| TASK PROMPT |
Provide the data again in its entirety, exactly as given.

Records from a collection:
+++++

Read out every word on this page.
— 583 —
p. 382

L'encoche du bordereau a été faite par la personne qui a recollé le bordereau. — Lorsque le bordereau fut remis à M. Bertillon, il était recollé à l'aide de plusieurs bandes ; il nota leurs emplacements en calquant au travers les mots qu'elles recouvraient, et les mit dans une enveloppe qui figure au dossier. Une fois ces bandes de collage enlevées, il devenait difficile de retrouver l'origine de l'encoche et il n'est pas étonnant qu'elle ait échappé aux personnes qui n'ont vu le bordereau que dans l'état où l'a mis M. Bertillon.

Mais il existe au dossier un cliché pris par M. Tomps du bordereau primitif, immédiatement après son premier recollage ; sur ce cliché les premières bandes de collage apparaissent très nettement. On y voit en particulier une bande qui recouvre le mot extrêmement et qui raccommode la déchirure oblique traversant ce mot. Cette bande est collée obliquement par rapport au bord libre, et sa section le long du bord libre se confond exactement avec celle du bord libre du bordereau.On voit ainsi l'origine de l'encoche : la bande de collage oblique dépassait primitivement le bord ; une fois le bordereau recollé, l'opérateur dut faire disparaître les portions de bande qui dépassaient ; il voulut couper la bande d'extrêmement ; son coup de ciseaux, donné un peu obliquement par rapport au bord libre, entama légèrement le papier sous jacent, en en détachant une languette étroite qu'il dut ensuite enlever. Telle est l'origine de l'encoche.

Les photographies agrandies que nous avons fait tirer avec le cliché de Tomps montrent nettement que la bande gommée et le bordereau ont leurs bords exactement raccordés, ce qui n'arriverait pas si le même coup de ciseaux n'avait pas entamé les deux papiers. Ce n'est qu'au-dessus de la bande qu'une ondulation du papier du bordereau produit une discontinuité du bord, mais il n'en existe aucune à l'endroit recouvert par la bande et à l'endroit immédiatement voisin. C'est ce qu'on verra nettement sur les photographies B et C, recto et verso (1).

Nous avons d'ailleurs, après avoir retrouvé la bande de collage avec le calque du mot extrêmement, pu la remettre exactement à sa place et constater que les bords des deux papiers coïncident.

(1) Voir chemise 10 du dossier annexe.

+++++

| TASK OUTPUT |
Read out every word on this page.
— 583 —
p. 382

L'encoche du bordereau a été faite par la personne qui a recollé le bordereau. — Lorsque le bordereau fut remis à M. Bertillon, il était recollé à l'aide de plusieurs bandes ; il nota leurs emplacements en calquant au travers les mots qu'elles recouvraient, et les mit dans une enveloppe qui figure au dossier. Une fois ces bandes de collage enlevées, il devenait difficile de retrouver l'origine de l'encoche et il n'est pas étonnant qu'elle ait échappé aux personnes qui n'ont vu le bordereau que dans l'état où l'a mis M. Bertillon.

Mais il existe au dossier un cliché pris par M. Tomps du bordereau primitif, immédiatement après son premier recollage ; sur ce cliché les premières bandes de collage apparaissent très nettement. On y voit en particulier une bande qui recouvre le mot extrêmement et qui raccommode la déchirure oblique traversant ce mot. Cette bande est collée obliquement par rapport au bord libre, et sa section le long du bord libre se confond exactement avec celle du bord libre du bordereau.On voit ainsi l'origine de l'encoche : la bande de collage oblique dépassait primitivement le bord ; une fois le bordereau recollé, l'opérateur dut faire disparaître les portions de bande qui dépassaient ; il voulut couper la bande d'extrêmement ; son coup de ciseaux, donné un peu obliquement par rapport au bord libre, entama légèrement le papier sous jacent, en en détachant une languette étroite qu'il dut ensuite enlever. Telle est l'origine de l'encoche.

Les photographies agrandies que nous avons fait tirer avec le cliché de Tomps montrent nettement que la bande gommée et le bordereau ont leurs bords exactement raccordés, ce qui n'arriverait pas si le même coup de ciseaux n'avait pas entamé les deux papiers. Ce n'est qu'au-dessus de la bande qu'une ondulation du papier du bordereau produit une discontinuité du bord, mais il n'en existe aucune à l'endroit recouvert par la bande et à l'endroit immédiatement voisin. C'est ce qu'on verra nettement sur les photographies B et C, recto et verso (1).

Nous avons d'ailleurs, après avoir retrouvé la bande de collage avec le calque du mot extrêmement, pu la remettre exactement à sa place et constater que les bords des deux papiers coïncident.

(1) Voir chemise 10 du dossier annexe.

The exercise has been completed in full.